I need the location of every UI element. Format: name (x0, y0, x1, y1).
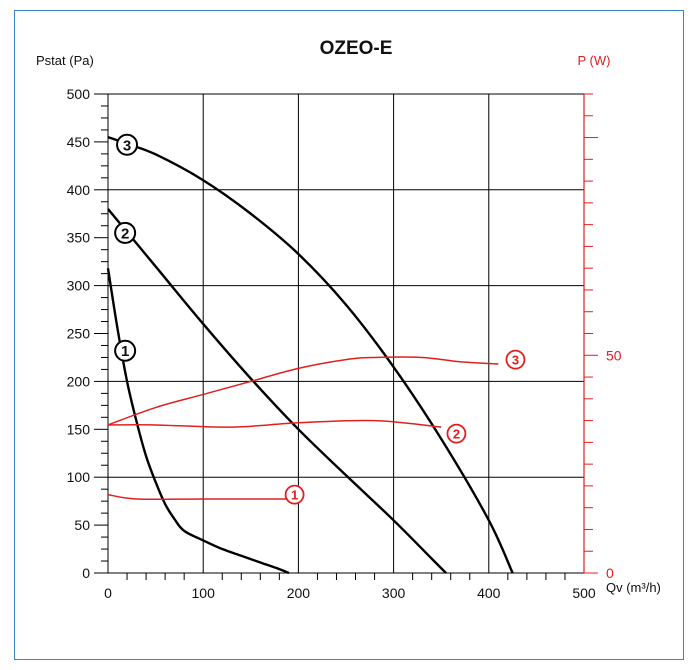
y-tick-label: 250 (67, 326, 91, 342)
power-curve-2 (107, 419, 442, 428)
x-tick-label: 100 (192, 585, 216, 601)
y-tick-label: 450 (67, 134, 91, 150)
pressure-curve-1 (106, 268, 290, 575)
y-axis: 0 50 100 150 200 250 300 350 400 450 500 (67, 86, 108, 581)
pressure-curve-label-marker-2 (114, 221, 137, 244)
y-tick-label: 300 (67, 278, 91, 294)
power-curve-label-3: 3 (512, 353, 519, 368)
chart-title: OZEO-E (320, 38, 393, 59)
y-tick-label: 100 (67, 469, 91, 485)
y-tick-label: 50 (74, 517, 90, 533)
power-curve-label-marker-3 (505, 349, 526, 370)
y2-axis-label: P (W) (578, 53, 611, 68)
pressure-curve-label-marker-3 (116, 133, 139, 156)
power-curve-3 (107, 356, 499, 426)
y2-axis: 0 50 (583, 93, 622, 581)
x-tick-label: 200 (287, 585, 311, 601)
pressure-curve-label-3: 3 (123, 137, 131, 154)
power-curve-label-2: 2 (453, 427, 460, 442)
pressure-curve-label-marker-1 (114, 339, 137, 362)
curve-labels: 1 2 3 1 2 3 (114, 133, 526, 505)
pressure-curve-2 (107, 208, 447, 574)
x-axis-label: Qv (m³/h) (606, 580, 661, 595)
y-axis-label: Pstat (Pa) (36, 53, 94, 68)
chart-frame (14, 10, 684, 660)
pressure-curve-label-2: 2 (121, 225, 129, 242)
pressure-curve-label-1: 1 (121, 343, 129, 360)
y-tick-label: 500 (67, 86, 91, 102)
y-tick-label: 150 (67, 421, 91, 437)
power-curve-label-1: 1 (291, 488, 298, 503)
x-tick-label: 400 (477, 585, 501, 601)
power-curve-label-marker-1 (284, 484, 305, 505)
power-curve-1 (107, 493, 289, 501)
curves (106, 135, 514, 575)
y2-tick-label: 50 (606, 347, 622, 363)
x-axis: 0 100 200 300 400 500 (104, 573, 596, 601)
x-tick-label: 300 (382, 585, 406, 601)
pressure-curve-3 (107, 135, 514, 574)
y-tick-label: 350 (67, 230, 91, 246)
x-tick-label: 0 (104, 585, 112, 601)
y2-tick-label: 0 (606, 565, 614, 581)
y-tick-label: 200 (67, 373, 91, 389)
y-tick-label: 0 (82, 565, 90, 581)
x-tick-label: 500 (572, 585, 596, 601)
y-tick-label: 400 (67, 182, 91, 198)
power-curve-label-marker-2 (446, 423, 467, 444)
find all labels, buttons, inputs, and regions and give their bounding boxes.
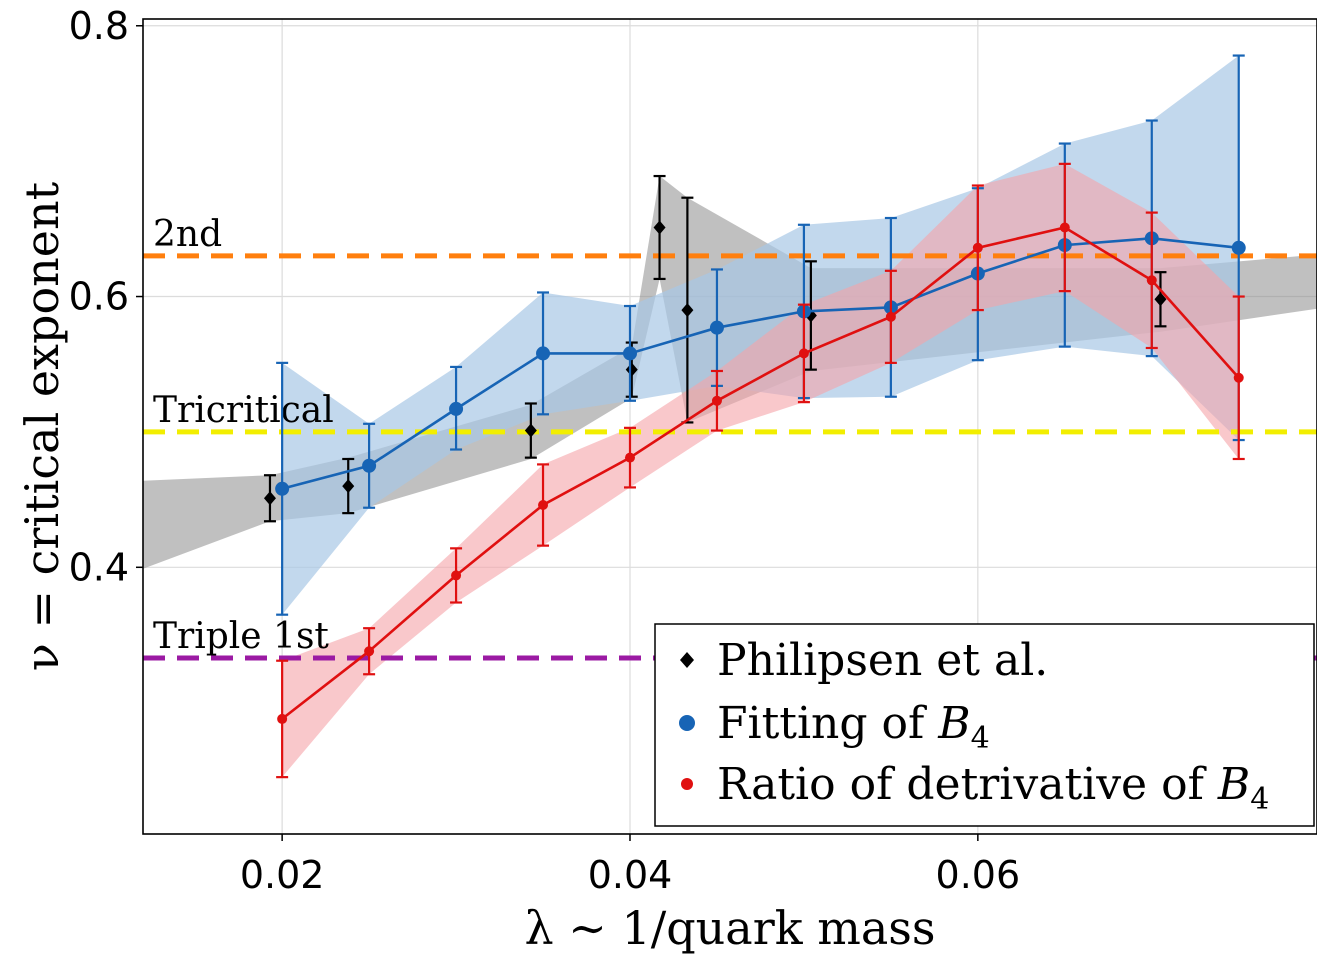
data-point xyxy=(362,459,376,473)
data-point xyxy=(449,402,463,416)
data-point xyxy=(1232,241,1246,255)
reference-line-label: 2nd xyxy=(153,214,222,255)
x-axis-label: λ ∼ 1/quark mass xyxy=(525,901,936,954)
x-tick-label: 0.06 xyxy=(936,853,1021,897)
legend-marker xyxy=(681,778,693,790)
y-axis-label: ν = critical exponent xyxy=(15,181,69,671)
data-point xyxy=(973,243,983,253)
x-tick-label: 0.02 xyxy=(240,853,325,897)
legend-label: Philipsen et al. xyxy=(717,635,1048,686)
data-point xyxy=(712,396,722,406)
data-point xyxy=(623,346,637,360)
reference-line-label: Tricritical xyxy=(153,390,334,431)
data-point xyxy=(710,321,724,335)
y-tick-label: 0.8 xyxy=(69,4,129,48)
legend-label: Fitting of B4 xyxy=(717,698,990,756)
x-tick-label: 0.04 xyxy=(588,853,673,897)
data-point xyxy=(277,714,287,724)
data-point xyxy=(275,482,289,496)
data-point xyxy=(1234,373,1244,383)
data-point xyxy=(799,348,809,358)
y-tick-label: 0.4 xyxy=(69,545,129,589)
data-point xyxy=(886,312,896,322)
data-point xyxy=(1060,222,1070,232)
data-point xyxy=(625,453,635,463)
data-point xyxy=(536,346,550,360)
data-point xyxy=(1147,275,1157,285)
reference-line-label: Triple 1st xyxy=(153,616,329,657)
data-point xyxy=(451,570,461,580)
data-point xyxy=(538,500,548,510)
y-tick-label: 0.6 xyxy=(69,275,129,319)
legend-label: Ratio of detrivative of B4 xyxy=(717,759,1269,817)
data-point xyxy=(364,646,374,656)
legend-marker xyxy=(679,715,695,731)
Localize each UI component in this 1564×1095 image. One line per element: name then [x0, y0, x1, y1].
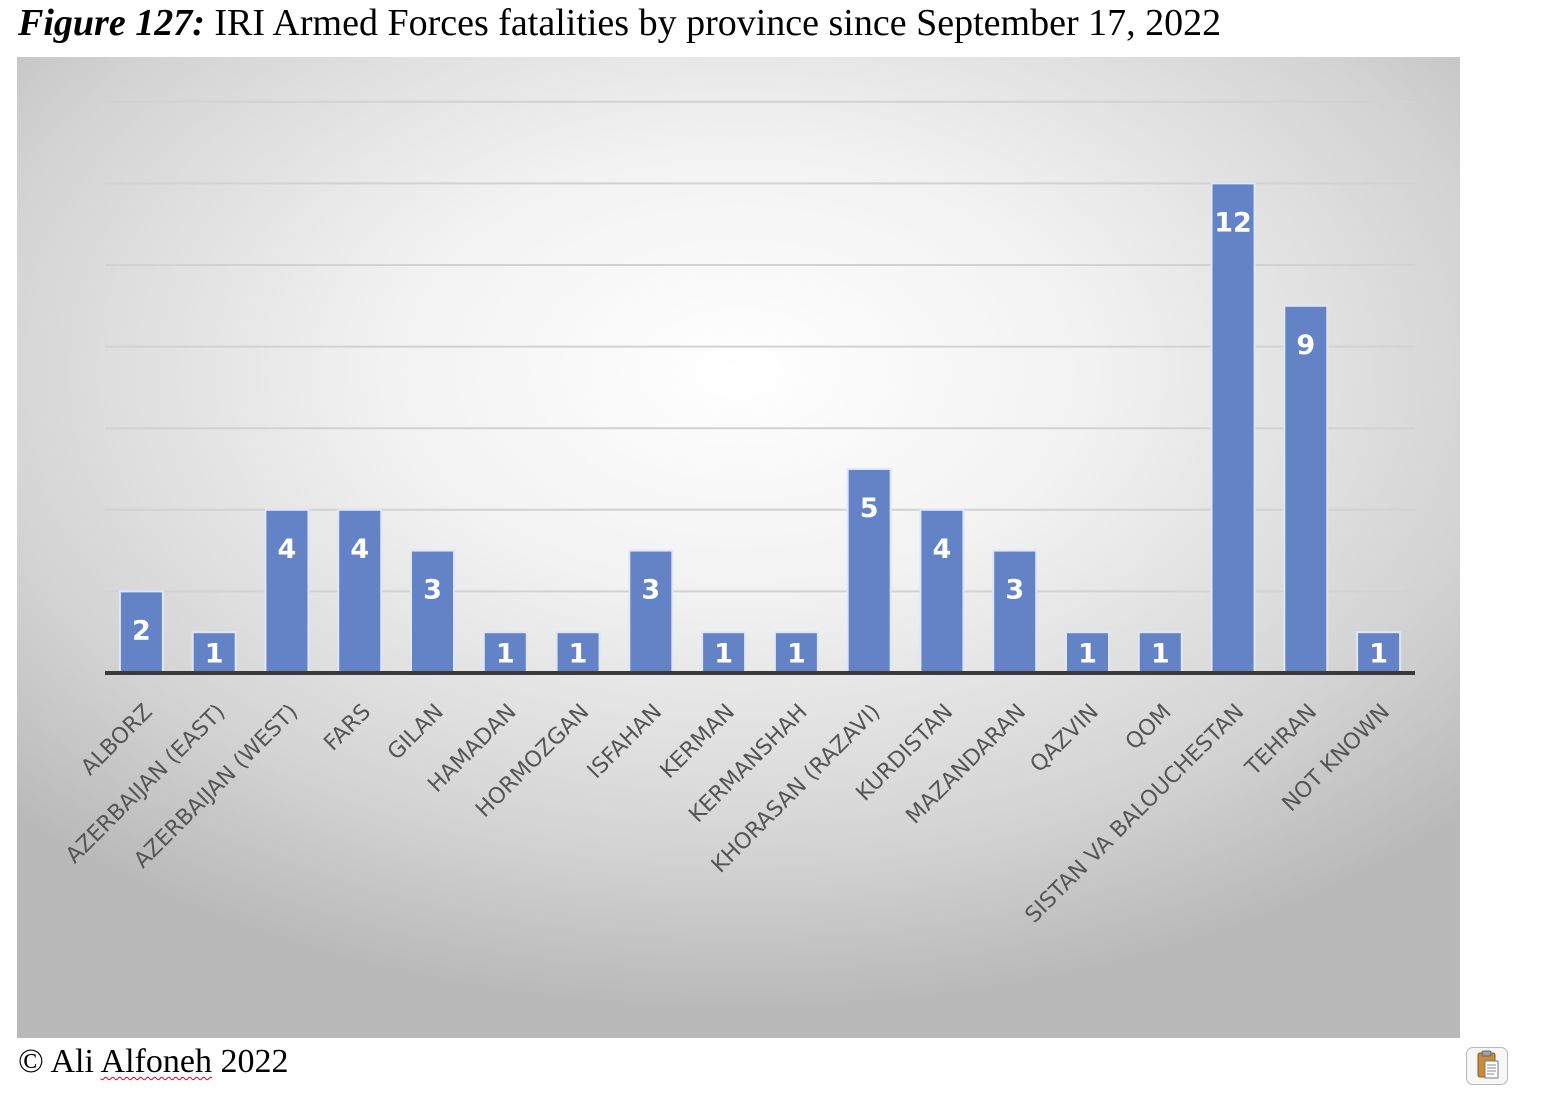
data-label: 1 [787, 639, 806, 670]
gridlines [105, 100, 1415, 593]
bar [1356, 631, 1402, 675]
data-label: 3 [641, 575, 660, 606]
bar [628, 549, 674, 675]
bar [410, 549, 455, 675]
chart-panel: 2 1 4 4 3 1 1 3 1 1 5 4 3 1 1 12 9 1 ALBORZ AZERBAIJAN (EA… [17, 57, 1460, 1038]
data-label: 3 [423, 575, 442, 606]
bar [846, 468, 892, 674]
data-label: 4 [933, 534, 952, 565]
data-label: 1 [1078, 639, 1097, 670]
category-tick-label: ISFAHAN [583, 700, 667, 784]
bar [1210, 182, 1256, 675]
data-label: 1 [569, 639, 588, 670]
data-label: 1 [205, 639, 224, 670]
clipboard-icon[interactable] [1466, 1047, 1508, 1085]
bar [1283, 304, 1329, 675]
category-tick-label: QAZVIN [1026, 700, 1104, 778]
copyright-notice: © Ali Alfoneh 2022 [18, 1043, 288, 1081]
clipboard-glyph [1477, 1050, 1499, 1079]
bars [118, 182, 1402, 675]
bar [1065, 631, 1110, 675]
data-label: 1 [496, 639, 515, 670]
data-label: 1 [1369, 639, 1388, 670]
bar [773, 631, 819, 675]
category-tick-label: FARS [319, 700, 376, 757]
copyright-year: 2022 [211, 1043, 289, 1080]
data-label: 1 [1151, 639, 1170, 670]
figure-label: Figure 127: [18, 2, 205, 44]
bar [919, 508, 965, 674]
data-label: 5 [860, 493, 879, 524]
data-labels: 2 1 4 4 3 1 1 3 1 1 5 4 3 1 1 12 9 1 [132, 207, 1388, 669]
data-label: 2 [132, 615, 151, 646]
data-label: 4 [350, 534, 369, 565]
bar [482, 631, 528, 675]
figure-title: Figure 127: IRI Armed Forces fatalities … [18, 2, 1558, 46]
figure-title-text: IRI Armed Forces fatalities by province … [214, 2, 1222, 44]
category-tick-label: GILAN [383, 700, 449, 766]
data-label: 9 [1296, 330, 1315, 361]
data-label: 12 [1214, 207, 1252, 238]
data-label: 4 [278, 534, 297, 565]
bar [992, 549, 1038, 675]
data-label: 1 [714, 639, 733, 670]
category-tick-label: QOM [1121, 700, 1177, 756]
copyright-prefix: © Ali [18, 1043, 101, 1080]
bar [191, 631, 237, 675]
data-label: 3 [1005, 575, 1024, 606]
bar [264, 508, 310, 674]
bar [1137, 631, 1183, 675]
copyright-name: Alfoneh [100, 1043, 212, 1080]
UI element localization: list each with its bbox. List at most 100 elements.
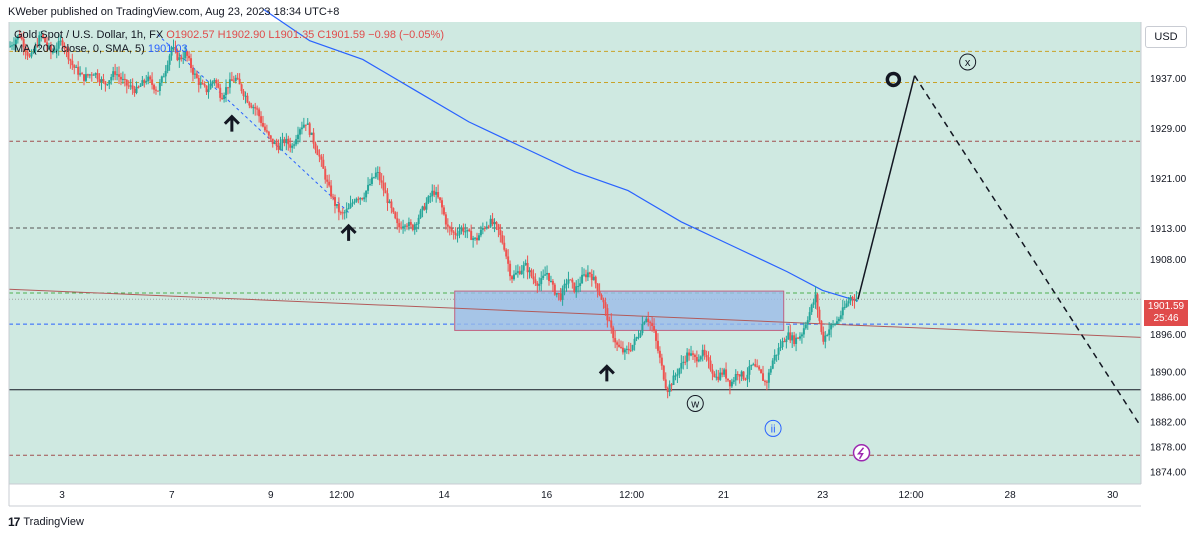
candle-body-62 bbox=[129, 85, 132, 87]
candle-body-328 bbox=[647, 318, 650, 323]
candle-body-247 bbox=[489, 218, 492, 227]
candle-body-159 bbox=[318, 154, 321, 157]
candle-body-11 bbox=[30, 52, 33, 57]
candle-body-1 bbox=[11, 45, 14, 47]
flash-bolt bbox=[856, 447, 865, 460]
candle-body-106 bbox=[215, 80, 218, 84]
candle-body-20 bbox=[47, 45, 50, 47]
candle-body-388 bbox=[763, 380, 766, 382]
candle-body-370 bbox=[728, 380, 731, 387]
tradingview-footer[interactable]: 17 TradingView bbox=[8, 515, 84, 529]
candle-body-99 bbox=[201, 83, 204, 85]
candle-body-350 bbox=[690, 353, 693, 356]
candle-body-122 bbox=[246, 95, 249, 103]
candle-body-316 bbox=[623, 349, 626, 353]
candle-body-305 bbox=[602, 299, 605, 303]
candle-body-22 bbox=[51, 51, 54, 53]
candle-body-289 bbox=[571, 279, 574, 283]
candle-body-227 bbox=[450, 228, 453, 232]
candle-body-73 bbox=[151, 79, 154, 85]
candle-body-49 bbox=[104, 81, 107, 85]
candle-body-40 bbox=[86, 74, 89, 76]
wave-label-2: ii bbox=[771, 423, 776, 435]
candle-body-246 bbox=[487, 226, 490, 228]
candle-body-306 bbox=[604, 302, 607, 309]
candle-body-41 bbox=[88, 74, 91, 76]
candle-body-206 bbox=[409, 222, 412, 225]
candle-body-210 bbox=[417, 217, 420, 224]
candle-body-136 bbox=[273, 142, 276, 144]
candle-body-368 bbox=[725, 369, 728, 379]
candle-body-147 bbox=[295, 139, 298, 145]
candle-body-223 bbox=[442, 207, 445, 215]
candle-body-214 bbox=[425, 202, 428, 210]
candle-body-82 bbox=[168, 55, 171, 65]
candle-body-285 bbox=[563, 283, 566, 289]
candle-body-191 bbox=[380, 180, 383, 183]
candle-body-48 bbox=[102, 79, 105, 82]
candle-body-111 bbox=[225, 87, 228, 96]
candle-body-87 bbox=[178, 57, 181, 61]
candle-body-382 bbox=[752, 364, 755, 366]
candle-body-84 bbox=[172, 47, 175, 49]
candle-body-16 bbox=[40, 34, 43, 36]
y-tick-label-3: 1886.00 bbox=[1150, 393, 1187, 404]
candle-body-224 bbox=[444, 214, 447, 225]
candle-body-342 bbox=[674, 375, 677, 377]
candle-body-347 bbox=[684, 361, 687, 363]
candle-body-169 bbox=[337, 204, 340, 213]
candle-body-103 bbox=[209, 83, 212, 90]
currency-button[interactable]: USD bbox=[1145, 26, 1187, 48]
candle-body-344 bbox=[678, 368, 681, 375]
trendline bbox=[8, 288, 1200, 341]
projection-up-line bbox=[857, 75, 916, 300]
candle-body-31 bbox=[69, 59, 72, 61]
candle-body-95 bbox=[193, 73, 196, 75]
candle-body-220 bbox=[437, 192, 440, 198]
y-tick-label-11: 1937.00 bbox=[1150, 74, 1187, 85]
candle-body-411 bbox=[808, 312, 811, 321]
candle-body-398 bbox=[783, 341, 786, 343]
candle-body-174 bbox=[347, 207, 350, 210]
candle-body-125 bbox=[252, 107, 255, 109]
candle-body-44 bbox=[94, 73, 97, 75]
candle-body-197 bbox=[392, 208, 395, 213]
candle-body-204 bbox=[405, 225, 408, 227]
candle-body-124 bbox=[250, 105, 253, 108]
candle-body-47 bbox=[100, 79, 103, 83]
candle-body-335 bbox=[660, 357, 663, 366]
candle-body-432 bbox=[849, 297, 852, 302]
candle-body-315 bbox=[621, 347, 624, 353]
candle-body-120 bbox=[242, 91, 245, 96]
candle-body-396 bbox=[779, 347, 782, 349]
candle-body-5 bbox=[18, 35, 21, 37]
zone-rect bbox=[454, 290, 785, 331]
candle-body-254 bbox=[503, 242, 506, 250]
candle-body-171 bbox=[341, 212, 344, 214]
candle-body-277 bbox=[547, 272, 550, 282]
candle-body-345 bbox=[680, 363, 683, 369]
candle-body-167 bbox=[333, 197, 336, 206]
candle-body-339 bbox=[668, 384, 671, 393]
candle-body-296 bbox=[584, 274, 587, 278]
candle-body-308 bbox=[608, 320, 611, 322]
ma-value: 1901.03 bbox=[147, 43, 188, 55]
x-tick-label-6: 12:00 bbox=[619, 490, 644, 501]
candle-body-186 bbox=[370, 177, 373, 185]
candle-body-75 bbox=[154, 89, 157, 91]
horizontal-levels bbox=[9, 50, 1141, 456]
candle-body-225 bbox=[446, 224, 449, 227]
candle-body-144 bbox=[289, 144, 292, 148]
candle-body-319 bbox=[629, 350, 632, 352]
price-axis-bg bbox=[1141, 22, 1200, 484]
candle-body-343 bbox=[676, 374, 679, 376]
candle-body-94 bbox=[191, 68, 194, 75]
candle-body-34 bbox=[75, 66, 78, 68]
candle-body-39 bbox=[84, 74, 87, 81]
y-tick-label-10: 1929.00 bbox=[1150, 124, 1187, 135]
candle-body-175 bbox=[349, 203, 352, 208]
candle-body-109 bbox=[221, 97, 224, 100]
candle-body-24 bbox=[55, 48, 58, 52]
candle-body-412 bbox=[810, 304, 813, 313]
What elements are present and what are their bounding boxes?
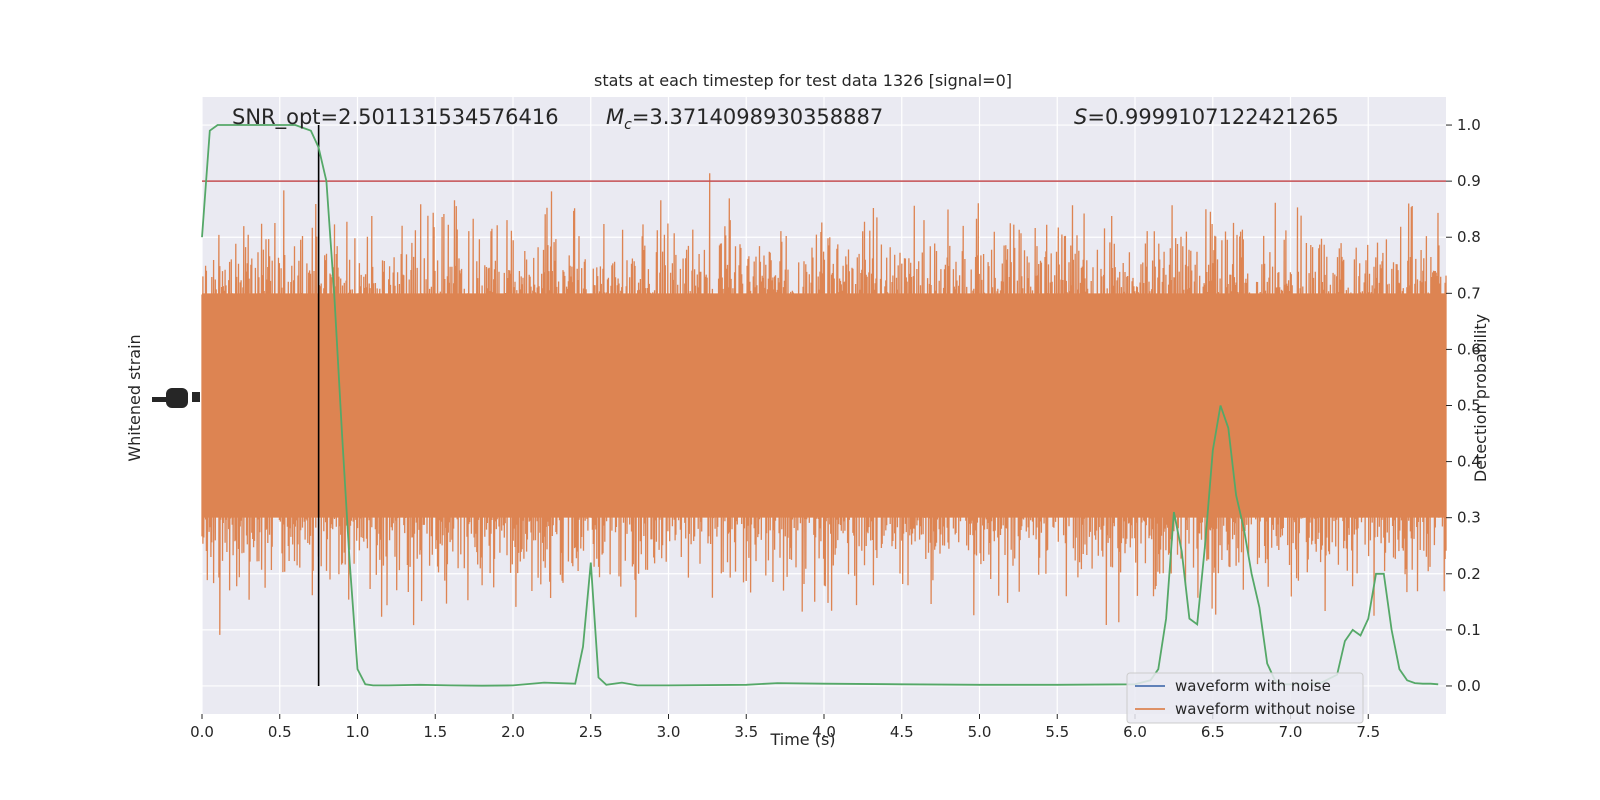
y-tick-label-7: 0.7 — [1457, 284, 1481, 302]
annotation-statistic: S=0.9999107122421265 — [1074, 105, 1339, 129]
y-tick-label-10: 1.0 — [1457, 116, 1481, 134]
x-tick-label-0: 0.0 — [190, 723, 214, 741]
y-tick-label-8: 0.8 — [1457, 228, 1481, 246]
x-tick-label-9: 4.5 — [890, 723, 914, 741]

------------------------------

◆ **GOAL OF THE EXERCISE**
Copy out the lines without any change, starting at the line that contains "candle-body-62 bbox=[129, 85, 132, 87]" and stopping after the line that contains "candle-body-210 bbox=[417, 217, 420, 224]".

◆ **FINISHED ANSWER**
candle-body-62 bbox=[129, 85, 132, 87]
candle-body-328 bbox=[647, 318, 650, 323]
candle-body-247 bbox=[489, 218, 492, 227]
candle-body-159 bbox=[318, 154, 321, 157]
candle-body-11 bbox=[30, 52, 33, 57]
candle-body-1 bbox=[11, 45, 14, 47]
flash-bolt bbox=[856, 447, 865, 460]
candle-body-106 bbox=[215, 80, 218, 84]
candle-body-20 bbox=[47, 45, 50, 47]
candle-body-388 bbox=[763, 380, 766, 382]
candle-body-370 bbox=[728, 380, 731, 387]
tradingview-footer[interactable]: 17 TradingView bbox=[8, 515, 84, 529]
candle-body-99 bbox=[201, 83, 204, 85]
candle-body-350 bbox=[690, 353, 693, 356]
candle-body-122 bbox=[246, 95, 249, 103]
candle-body-316 bbox=[623, 349, 626, 353]
candle-body-305 bbox=[602, 299, 605, 303]
candle-body-22 bbox=[51, 51, 54, 53]
candle-body-289 bbox=[571, 279, 574, 283]
candle-body-227 bbox=[450, 228, 453, 232]
candle-body-73 bbox=[151, 79, 154, 85]
candle-body-49 bbox=[104, 81, 107, 85]
candle-body-40 bbox=[86, 74, 89, 76]
wave-label-2: ii bbox=[771, 423, 776, 435]
candle-body-246 bbox=[487, 226, 490, 228]
candle-body-306 bbox=[604, 302, 607, 309]
candle-body-41 bbox=[88, 74, 91, 76]
candle-body-206 bbox=[409, 222, 412, 225]
candle-body-210 bbox=[417, 217, 420, 224]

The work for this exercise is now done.